■ SHORT EXERCISE ■
Find the number of lines in these records where the word "Mpeg" appears. Reply with that number and nothing more.

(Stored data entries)
☆ ☆ ☆ ☆

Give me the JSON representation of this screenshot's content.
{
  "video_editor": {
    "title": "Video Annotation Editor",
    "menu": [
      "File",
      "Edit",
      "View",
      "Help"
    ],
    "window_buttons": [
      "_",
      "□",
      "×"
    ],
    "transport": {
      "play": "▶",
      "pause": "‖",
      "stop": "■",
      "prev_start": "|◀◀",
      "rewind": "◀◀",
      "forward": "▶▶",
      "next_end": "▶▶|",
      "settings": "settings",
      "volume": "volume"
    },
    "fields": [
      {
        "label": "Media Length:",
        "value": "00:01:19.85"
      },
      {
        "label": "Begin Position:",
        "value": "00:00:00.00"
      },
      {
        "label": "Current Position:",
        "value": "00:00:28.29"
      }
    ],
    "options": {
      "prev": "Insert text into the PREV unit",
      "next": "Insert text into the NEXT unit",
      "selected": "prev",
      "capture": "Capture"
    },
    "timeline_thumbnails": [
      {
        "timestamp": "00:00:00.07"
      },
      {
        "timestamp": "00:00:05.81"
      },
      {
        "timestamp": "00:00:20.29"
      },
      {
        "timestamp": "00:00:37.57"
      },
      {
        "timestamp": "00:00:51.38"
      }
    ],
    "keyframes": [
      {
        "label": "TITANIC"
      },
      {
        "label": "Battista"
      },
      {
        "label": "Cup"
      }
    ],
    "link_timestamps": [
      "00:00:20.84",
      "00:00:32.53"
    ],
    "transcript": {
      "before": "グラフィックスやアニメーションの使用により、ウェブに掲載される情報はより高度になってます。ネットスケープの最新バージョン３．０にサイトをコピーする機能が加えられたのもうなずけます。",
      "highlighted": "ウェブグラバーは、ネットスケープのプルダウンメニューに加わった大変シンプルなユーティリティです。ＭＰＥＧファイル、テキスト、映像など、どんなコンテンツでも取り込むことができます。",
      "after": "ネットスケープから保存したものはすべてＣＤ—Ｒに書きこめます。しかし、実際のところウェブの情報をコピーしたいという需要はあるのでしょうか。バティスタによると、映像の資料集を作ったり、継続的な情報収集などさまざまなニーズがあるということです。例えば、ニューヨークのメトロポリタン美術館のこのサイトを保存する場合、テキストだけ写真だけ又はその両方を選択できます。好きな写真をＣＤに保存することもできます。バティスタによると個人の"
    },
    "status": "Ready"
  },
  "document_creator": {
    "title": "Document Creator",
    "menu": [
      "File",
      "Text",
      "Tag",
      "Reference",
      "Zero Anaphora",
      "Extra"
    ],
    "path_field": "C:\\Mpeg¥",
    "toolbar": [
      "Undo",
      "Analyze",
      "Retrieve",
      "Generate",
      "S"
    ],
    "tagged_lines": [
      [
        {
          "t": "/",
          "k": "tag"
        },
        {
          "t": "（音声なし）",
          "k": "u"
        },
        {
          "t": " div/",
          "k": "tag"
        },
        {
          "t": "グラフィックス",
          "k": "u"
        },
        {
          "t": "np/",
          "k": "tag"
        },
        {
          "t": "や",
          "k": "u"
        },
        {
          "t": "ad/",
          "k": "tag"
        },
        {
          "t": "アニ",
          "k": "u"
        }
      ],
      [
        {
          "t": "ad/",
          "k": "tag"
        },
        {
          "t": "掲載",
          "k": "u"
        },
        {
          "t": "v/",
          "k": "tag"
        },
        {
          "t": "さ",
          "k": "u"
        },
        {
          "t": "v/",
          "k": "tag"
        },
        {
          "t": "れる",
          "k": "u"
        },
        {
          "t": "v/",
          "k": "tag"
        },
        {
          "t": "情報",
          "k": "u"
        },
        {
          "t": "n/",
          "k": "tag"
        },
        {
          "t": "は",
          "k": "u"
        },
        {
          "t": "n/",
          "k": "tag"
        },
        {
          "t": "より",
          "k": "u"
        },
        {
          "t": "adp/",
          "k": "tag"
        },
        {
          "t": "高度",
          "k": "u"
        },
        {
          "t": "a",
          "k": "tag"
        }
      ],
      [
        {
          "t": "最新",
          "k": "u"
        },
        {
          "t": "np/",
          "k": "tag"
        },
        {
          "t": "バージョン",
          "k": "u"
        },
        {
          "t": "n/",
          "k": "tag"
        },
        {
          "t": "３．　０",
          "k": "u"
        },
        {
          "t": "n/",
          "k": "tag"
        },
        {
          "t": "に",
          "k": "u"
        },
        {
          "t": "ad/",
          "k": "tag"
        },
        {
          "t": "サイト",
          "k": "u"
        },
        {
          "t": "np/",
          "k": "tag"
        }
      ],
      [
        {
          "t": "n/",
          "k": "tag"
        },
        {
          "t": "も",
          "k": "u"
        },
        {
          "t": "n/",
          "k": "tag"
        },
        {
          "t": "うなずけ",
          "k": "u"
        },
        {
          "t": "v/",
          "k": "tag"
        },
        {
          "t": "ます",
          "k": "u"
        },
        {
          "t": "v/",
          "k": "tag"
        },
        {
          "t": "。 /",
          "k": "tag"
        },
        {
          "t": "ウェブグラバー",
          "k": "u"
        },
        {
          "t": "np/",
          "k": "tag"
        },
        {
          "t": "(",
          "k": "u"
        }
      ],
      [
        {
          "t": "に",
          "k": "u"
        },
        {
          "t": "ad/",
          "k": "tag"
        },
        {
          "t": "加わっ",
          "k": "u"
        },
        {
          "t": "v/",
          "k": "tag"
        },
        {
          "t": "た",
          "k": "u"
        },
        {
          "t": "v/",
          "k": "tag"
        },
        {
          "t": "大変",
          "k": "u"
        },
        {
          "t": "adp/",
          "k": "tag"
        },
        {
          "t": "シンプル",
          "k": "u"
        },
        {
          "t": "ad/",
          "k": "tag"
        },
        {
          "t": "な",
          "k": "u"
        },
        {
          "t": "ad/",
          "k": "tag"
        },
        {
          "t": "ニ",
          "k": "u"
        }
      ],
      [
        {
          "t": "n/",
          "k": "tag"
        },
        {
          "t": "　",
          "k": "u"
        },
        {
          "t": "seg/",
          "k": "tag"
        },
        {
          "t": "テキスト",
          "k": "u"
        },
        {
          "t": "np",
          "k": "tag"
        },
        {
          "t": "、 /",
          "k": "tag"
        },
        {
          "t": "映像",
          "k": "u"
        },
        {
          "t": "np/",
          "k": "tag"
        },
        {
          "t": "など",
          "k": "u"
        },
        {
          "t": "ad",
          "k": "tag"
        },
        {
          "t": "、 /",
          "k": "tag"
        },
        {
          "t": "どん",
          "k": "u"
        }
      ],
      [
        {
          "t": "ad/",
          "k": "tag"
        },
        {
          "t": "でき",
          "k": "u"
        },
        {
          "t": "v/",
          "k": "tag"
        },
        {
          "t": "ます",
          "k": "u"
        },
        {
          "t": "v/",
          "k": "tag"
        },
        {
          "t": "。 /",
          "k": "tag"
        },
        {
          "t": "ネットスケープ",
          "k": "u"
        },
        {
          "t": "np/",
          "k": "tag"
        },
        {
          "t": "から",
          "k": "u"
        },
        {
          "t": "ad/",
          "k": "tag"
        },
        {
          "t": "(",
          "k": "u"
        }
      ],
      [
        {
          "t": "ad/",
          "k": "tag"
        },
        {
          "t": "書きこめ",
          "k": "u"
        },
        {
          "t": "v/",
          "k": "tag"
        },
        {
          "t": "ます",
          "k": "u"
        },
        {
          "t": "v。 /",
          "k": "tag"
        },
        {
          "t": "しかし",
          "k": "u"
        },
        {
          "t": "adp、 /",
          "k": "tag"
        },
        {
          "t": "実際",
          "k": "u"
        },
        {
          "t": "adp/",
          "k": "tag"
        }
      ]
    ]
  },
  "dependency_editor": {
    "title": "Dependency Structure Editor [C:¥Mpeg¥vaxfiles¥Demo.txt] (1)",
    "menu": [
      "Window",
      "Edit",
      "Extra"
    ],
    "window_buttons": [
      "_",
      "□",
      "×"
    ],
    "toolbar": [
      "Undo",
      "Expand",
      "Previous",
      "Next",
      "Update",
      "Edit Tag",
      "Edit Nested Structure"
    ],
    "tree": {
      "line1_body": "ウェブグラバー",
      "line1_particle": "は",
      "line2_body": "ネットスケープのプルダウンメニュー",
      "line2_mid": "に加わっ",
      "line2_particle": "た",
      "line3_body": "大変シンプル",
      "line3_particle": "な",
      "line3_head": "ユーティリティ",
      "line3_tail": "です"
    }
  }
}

☆ ☆ ☆ ☆

■ TASK OUTPUT ■
2